Goal – Every line holding the string "JSON" should be gathered.

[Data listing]
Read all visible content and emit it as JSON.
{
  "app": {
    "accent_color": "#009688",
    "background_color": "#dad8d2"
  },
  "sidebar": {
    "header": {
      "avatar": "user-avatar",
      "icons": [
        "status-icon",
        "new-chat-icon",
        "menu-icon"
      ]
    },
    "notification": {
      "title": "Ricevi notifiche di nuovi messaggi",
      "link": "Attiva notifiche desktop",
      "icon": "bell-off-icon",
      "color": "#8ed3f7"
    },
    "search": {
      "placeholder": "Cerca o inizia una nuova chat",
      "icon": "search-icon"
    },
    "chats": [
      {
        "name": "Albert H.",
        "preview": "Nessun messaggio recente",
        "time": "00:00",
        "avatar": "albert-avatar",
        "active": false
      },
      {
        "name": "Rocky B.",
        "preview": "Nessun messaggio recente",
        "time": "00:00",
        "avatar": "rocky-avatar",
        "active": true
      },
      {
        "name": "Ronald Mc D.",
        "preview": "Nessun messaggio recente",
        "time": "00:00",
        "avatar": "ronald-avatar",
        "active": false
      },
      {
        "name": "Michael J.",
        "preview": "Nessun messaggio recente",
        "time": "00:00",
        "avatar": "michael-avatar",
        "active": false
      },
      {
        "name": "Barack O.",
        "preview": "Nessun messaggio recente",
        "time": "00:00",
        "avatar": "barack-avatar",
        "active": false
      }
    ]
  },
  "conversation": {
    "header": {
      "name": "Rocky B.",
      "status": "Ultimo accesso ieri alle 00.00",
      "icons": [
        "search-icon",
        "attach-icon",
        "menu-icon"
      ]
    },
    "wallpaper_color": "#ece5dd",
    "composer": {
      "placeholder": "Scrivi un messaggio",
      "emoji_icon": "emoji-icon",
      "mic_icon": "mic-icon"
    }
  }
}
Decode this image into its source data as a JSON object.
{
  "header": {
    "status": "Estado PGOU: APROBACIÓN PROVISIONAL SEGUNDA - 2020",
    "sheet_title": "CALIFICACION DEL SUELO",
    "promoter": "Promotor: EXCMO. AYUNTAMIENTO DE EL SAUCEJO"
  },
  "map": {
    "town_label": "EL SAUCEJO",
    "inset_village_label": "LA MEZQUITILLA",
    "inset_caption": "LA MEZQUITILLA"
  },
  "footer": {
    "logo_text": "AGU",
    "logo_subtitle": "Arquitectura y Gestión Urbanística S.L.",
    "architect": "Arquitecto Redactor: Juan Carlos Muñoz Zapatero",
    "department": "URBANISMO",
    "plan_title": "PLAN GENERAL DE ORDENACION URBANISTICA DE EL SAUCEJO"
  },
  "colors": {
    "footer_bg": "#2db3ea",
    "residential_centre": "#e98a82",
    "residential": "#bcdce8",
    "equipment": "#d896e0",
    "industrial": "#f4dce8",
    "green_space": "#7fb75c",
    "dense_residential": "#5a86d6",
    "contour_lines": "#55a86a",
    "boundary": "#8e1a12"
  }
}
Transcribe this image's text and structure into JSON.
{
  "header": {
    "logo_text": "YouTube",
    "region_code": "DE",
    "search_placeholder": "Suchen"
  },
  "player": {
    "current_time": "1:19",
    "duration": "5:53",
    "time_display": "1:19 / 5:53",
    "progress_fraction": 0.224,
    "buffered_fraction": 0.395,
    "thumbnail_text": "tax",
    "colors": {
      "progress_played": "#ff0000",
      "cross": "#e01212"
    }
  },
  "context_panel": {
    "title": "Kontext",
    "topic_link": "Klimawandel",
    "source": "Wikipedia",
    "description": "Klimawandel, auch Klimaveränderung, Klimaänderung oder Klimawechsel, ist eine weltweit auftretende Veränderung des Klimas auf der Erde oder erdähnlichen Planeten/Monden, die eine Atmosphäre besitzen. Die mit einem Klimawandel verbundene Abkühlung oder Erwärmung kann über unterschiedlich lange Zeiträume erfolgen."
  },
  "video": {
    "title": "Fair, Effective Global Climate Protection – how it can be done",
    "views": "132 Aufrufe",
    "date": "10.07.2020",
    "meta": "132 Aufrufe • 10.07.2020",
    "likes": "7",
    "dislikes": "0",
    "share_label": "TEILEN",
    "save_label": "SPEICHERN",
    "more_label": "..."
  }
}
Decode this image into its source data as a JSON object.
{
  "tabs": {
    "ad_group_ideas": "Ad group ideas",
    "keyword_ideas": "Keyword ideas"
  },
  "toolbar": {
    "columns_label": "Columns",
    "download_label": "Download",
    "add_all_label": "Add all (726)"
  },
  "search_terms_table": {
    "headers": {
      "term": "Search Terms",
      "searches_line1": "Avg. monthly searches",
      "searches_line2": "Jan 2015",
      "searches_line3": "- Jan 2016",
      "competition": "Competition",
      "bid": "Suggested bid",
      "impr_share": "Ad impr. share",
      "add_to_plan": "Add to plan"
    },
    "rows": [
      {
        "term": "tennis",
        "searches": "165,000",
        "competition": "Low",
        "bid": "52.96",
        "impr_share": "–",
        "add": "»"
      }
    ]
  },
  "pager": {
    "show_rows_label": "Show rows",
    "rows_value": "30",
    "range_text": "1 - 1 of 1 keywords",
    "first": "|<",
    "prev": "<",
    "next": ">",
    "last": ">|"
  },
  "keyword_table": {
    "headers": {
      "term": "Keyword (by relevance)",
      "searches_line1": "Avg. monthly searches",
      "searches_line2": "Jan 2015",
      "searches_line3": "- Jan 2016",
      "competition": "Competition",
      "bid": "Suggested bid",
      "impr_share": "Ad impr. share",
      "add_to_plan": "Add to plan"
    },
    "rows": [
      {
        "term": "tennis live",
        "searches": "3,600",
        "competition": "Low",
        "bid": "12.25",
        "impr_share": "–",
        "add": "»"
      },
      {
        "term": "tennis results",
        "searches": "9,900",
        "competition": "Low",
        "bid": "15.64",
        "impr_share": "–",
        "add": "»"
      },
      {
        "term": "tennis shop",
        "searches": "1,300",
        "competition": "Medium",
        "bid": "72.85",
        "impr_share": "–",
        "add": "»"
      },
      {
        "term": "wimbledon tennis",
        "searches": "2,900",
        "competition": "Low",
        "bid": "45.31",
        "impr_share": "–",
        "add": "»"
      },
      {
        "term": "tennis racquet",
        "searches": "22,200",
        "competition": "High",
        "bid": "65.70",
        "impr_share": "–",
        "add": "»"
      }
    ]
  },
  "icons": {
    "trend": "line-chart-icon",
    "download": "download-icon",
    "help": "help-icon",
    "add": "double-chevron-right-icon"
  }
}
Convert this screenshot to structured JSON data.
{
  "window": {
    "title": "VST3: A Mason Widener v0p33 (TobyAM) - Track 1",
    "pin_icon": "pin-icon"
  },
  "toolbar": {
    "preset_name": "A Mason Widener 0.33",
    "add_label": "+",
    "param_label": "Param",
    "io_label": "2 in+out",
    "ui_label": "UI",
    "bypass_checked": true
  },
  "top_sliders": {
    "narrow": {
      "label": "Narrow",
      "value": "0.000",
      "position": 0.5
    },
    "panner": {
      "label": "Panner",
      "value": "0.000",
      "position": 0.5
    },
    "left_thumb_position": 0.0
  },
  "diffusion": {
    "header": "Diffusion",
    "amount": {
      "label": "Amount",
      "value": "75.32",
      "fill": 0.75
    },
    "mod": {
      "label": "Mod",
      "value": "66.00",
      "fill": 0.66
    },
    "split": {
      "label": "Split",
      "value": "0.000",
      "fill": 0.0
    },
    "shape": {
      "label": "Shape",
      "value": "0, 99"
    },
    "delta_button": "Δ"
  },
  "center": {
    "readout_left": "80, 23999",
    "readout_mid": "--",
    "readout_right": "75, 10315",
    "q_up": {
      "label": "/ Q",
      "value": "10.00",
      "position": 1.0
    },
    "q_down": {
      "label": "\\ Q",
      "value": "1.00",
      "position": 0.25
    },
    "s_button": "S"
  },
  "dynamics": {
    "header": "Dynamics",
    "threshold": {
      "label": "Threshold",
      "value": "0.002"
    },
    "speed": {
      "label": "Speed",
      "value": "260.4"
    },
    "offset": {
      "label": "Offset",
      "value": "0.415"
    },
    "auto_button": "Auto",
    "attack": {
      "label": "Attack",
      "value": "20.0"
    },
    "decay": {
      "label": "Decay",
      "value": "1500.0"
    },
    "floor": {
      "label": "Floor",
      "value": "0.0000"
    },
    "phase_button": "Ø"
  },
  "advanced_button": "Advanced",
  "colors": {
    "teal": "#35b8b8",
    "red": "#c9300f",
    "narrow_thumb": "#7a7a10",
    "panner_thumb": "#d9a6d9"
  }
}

Solution to the problem –
Read all visible content and emit it as JSON.
Decode this image into its source data as a JSON object.
Transcribe this image's text and structure into JSON.
Decode this image into its source data as a JSON object.
Convert this screenshot to structured JSON data.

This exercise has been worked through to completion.